(Saved entries)
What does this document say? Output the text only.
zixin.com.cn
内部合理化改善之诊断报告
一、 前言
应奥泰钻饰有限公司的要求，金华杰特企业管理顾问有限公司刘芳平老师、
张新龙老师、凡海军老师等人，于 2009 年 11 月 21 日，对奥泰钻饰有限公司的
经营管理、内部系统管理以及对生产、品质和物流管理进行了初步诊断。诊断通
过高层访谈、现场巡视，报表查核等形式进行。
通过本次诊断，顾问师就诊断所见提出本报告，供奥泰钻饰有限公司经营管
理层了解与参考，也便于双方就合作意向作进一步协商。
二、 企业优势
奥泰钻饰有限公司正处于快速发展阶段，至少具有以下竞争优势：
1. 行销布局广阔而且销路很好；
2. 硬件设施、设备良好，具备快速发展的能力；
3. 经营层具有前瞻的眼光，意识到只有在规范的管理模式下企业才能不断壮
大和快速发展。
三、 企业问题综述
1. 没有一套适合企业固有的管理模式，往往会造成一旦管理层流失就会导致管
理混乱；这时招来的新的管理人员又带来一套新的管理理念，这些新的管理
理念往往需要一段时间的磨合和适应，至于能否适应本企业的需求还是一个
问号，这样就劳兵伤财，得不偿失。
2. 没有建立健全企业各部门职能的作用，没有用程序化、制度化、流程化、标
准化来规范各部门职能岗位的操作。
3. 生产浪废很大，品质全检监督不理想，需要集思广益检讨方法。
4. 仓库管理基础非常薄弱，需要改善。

--

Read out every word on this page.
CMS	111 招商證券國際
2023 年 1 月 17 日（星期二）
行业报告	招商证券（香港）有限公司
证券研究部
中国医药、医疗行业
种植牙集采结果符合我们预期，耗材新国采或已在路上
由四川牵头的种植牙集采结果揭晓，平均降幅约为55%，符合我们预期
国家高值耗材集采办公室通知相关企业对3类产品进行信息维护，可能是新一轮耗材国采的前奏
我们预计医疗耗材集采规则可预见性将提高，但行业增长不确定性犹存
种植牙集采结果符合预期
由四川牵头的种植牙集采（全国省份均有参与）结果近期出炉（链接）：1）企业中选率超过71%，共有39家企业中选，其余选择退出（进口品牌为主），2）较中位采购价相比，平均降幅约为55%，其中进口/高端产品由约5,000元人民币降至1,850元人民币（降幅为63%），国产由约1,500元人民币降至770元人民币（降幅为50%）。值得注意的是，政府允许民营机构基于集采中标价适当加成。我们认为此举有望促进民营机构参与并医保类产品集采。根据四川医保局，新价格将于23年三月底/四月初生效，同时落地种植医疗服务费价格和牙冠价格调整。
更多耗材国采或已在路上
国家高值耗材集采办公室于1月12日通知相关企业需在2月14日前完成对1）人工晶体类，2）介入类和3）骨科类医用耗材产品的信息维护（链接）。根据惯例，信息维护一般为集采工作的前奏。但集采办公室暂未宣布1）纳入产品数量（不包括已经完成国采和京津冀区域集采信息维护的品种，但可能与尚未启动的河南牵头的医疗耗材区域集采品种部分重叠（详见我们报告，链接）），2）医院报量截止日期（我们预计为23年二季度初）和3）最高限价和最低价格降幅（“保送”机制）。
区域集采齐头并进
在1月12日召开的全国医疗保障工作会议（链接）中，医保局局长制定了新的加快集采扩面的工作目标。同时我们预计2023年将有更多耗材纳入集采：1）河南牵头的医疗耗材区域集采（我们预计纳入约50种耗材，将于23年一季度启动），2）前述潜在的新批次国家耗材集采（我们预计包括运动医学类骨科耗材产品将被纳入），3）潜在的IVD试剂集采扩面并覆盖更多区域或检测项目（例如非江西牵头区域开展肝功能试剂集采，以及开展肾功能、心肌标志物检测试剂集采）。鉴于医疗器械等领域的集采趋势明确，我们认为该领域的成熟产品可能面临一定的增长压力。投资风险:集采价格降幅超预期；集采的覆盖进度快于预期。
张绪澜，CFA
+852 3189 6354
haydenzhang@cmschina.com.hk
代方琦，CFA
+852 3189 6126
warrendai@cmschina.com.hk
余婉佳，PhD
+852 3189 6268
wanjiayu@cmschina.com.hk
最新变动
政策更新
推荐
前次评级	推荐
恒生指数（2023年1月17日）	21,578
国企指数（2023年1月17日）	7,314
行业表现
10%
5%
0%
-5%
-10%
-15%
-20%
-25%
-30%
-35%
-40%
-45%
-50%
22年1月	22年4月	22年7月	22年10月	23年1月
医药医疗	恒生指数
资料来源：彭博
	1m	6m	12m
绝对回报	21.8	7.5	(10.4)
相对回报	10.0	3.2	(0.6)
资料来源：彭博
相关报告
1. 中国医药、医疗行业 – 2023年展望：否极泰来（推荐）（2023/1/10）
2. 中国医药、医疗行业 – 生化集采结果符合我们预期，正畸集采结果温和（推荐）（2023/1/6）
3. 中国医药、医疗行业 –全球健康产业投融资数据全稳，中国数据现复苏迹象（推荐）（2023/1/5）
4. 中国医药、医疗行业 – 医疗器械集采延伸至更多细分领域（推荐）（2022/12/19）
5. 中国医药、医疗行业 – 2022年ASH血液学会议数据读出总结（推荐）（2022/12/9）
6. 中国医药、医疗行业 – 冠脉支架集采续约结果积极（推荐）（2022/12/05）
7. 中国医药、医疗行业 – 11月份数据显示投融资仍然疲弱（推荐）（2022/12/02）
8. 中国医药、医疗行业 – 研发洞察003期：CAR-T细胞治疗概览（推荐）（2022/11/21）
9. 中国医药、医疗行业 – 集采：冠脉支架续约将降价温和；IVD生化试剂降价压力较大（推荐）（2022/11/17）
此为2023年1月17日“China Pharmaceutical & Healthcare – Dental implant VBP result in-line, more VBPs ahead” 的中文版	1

* [Directive]:
Return each line that includes "this".

* [Finished task]:
What does this document say? Output the text only.
Read out every word on this page.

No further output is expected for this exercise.